- Data

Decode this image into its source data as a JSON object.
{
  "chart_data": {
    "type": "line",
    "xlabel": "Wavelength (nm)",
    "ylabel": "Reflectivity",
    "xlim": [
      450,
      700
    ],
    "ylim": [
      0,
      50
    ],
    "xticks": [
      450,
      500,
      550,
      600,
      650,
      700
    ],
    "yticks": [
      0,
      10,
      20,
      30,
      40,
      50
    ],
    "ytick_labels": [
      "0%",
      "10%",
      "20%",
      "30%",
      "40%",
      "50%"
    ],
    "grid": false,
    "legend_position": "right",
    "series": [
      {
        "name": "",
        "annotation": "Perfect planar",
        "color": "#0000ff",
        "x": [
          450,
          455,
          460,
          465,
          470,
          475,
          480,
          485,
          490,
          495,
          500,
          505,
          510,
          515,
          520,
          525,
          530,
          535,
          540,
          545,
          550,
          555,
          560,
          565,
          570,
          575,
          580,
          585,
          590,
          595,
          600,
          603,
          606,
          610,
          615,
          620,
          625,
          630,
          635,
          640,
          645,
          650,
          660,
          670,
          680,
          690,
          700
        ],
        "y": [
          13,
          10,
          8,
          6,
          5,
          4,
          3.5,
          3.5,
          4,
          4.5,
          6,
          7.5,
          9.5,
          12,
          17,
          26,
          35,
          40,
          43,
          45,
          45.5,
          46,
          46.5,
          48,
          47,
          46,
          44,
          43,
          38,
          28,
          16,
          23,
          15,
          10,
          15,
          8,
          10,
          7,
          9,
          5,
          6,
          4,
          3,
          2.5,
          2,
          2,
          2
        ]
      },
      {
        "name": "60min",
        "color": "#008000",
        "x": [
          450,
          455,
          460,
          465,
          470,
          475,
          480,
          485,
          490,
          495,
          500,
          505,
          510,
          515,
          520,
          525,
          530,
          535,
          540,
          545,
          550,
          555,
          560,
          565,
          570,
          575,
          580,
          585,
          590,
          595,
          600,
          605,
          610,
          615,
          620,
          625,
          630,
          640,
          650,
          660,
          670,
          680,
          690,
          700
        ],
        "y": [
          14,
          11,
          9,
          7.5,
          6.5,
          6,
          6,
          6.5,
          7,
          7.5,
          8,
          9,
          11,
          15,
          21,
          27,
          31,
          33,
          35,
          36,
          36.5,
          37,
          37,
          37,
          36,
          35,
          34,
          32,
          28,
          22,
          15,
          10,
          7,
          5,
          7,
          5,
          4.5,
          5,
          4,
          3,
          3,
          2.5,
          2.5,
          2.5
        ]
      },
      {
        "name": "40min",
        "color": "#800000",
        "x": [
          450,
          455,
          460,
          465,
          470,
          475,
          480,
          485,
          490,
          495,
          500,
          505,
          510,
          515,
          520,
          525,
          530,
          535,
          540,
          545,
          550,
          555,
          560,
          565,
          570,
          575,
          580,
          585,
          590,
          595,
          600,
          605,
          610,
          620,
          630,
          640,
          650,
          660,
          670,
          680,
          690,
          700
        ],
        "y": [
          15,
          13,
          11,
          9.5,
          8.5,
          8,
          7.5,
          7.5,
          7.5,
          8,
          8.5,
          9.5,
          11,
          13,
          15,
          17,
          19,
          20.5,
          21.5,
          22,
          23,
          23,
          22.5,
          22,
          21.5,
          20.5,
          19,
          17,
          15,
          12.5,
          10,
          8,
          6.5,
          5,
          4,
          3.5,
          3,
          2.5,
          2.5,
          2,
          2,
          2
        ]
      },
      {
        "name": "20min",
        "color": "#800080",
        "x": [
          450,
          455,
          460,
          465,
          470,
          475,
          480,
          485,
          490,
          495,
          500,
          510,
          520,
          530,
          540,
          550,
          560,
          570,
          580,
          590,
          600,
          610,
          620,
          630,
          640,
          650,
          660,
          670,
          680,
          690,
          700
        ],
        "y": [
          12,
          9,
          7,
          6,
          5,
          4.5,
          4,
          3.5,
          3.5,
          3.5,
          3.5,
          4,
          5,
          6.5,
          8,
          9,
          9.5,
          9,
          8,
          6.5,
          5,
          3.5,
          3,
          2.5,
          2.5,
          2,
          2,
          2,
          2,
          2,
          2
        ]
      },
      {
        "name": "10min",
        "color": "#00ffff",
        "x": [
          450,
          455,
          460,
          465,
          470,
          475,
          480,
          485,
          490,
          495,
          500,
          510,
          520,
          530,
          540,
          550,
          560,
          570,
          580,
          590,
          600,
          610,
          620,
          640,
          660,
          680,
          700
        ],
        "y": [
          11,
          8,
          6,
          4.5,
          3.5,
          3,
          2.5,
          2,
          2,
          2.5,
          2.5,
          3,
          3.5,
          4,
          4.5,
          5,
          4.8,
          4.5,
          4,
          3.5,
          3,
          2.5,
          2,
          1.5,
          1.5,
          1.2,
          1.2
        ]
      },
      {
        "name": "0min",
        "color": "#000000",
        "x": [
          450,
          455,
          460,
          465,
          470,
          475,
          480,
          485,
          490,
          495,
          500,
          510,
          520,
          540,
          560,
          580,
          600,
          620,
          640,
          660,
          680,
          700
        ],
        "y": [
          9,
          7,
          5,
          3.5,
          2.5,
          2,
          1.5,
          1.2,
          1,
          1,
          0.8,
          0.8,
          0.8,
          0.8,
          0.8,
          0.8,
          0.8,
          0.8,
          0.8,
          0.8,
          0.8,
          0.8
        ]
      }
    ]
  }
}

- Do this
Reproduce every line from the entries that holds the word "color".

- The answer
        "color": "#0000ff",
        "color": "#008000",
        "color": "#800000",
        "color": "#800080",
        "color": "#00ffff",
        "color": "#000000",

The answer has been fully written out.